§ Given task: Your task is to filter the data below down to the lines holding "Провести".

━━━━

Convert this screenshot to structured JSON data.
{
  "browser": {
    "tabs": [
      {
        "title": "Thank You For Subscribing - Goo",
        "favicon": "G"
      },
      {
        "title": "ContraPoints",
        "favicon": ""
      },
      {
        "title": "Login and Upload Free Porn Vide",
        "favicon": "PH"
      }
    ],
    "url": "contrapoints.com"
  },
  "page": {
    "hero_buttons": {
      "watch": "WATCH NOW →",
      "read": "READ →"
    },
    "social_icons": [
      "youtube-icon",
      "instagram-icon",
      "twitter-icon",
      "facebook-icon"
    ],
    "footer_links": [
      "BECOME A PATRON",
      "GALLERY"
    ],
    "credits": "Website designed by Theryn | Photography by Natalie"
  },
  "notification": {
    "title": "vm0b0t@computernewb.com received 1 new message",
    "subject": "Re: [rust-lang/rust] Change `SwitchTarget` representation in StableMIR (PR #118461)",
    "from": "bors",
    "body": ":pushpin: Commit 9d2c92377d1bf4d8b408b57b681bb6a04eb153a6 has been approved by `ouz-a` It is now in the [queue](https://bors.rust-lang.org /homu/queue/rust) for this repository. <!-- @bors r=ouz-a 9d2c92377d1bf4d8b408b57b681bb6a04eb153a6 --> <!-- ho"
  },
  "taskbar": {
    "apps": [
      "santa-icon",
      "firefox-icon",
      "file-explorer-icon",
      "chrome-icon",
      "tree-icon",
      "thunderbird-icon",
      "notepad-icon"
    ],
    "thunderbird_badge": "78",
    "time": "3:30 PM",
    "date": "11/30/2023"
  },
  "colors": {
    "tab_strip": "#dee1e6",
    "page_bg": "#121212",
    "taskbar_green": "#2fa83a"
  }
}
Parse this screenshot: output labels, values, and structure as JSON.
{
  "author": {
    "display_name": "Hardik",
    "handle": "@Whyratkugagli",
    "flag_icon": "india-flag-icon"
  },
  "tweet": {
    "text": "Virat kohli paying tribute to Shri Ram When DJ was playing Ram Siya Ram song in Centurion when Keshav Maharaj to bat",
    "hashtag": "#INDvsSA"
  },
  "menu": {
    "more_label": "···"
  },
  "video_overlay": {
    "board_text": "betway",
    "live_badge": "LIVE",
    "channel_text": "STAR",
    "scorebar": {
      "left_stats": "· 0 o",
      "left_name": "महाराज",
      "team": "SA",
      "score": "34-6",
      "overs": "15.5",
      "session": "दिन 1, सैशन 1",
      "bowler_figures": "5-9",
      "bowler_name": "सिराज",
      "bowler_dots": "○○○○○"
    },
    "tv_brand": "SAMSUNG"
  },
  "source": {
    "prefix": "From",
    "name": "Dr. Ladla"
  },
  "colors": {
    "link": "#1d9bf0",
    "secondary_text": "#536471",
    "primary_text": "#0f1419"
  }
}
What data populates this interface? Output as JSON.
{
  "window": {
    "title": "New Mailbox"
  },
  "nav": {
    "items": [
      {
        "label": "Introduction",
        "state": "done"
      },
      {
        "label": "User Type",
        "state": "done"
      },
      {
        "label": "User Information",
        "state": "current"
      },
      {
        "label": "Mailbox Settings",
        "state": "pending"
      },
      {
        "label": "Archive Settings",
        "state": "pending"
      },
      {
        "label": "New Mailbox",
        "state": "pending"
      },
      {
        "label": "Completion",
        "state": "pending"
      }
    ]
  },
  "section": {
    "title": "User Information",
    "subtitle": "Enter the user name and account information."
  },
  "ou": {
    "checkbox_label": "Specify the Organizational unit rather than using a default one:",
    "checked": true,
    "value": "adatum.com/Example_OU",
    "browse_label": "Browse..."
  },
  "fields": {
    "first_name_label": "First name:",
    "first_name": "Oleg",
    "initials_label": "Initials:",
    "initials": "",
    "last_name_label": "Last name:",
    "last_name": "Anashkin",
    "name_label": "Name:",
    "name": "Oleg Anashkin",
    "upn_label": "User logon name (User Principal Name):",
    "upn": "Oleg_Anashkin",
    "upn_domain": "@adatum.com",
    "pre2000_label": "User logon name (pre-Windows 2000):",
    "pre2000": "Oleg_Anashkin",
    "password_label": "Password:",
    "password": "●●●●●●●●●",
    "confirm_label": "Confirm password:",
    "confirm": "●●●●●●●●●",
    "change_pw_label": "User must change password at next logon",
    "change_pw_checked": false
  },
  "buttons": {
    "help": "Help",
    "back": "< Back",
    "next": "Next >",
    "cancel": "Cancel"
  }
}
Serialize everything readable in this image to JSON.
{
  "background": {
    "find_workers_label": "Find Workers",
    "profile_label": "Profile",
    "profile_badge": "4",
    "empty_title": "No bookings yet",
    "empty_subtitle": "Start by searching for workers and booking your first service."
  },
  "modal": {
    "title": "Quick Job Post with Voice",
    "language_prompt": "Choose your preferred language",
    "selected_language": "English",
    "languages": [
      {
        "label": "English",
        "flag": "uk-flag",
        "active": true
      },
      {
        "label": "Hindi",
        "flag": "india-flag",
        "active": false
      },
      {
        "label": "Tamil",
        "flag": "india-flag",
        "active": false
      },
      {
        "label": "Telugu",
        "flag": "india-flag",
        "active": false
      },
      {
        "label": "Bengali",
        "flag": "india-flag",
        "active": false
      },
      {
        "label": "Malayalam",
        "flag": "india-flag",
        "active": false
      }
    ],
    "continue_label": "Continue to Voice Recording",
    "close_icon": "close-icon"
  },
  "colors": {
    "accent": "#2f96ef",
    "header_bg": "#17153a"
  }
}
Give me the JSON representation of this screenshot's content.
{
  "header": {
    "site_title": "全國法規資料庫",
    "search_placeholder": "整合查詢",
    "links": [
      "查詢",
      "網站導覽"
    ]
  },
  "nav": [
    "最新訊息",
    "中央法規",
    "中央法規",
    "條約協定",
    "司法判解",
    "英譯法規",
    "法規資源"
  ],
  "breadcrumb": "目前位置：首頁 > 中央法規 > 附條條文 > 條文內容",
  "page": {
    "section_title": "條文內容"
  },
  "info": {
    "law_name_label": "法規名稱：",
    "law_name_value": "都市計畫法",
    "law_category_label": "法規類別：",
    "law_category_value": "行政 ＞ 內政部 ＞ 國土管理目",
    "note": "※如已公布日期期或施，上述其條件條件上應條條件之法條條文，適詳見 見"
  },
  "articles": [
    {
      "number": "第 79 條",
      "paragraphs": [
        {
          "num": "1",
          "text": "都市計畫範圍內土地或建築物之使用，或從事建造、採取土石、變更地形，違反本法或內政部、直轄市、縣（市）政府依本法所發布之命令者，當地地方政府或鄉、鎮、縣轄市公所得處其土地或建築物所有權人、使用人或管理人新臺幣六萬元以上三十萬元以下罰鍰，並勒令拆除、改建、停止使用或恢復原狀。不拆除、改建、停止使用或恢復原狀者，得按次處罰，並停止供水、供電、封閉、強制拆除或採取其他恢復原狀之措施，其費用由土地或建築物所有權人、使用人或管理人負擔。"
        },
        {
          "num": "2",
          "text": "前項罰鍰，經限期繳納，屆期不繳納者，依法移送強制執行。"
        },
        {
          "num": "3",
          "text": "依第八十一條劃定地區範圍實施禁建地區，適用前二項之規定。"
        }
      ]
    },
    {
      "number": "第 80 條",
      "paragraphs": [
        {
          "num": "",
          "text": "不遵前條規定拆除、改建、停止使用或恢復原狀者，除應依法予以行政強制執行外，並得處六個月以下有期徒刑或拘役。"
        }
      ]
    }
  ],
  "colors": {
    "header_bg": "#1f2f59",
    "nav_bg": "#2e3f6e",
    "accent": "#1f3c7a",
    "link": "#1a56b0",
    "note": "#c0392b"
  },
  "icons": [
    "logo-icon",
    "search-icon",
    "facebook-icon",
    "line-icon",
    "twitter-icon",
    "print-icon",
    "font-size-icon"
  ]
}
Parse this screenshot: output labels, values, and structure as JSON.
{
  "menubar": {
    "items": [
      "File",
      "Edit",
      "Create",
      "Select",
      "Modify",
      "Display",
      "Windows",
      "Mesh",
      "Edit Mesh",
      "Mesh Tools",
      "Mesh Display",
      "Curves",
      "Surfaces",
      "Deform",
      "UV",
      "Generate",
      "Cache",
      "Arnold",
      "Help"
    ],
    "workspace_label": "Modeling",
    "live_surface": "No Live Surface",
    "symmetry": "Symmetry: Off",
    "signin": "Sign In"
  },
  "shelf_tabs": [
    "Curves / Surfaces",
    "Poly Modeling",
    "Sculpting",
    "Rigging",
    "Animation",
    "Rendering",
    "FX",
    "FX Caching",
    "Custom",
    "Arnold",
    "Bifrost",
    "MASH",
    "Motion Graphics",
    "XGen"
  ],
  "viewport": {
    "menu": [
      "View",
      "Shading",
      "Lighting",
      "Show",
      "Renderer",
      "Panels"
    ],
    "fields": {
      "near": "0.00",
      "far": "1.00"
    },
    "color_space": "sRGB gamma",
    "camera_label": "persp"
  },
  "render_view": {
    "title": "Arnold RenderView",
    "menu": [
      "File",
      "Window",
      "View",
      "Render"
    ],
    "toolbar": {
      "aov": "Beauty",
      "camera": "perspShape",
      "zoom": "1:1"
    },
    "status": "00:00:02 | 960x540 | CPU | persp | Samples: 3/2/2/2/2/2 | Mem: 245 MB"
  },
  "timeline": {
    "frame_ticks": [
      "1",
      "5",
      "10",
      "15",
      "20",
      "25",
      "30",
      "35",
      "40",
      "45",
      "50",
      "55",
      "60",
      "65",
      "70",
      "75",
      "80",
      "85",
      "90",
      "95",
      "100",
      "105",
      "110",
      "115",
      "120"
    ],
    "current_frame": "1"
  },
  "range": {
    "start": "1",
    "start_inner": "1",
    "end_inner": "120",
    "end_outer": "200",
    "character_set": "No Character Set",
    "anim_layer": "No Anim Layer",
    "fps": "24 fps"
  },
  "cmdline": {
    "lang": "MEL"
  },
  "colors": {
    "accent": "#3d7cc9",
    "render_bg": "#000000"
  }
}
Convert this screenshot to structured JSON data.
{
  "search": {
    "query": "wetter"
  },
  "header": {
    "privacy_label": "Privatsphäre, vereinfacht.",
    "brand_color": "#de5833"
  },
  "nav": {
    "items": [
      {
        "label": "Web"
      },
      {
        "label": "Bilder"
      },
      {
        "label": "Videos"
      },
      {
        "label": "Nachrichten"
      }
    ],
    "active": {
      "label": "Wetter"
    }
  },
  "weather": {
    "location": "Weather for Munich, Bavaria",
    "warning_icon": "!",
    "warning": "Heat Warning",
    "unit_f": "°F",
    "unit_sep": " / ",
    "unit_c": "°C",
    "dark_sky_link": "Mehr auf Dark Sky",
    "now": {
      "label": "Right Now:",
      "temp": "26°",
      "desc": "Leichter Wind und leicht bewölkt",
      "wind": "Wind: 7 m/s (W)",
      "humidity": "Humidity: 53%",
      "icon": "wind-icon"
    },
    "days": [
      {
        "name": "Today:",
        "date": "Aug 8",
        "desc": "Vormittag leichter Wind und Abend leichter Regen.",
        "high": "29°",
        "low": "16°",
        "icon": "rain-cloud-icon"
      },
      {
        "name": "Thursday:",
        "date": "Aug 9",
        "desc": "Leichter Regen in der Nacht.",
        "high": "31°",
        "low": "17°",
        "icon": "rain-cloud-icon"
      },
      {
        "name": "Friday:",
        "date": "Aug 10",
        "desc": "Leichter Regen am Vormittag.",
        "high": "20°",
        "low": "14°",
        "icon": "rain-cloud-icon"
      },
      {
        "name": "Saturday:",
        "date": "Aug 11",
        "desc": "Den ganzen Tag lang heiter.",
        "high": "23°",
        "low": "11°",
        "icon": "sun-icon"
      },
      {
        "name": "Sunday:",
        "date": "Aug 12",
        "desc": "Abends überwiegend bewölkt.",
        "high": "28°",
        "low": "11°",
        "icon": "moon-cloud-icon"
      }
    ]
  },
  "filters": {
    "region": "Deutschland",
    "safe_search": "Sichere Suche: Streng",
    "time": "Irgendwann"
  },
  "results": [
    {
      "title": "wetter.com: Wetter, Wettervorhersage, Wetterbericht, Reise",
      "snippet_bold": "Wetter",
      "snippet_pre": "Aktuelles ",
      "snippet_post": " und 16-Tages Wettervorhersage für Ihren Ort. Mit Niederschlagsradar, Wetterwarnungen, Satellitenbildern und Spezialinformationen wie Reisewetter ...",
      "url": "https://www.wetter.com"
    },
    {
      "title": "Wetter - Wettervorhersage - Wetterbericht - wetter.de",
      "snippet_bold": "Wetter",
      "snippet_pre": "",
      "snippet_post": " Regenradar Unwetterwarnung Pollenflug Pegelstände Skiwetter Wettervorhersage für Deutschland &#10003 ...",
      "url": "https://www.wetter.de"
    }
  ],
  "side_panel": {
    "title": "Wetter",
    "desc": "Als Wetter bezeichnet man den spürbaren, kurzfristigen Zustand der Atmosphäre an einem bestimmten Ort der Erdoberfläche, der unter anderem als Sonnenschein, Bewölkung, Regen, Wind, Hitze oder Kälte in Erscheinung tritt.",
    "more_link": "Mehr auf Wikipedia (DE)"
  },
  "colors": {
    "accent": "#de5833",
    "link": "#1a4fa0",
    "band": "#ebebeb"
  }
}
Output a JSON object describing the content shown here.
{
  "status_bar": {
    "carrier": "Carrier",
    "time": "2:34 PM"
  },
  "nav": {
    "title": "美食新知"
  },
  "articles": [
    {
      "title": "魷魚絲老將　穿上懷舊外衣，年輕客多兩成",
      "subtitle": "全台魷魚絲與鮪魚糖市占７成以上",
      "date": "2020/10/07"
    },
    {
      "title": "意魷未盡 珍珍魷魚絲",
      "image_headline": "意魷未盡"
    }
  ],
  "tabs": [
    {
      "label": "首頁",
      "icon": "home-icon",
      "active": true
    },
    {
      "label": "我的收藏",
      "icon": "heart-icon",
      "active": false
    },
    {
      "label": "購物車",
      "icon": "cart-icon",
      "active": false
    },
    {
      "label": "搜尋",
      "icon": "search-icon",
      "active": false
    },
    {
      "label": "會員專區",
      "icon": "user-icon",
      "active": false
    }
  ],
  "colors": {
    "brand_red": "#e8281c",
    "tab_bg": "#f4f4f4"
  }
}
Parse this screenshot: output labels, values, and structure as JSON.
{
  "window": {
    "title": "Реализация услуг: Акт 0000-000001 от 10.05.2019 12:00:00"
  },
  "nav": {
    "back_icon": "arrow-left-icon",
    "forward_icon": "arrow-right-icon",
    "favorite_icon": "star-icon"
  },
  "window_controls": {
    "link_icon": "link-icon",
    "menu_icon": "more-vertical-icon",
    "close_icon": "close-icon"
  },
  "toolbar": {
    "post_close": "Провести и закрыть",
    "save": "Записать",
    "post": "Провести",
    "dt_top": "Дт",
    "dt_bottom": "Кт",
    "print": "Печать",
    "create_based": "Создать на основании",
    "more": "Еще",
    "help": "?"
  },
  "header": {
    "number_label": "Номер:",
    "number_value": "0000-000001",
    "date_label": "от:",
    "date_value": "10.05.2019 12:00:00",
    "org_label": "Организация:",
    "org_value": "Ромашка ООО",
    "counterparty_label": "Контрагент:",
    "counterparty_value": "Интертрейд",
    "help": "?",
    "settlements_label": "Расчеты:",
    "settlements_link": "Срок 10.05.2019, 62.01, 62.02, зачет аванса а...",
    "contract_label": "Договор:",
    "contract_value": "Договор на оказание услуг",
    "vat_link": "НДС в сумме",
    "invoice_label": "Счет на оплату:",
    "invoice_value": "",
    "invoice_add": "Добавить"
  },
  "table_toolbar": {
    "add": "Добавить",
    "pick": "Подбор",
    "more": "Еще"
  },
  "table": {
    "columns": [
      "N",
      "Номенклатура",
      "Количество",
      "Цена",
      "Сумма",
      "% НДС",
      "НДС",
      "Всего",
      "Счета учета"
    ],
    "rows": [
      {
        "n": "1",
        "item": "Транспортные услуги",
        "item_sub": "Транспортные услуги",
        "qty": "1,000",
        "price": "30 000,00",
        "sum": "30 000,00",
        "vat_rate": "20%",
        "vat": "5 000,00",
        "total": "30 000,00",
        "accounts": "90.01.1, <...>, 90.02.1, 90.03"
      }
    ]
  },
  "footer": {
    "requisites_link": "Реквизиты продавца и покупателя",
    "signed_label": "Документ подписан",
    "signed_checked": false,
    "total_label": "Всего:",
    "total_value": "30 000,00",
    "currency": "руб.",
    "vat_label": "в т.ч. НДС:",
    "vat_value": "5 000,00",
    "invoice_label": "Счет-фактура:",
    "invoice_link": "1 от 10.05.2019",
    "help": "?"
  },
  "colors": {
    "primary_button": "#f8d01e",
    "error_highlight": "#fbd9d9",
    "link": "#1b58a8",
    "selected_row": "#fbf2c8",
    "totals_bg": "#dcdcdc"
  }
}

━━━━

§ Exercise solution:
    "post_close": "Провести и закрыть",
    "post": "Провести",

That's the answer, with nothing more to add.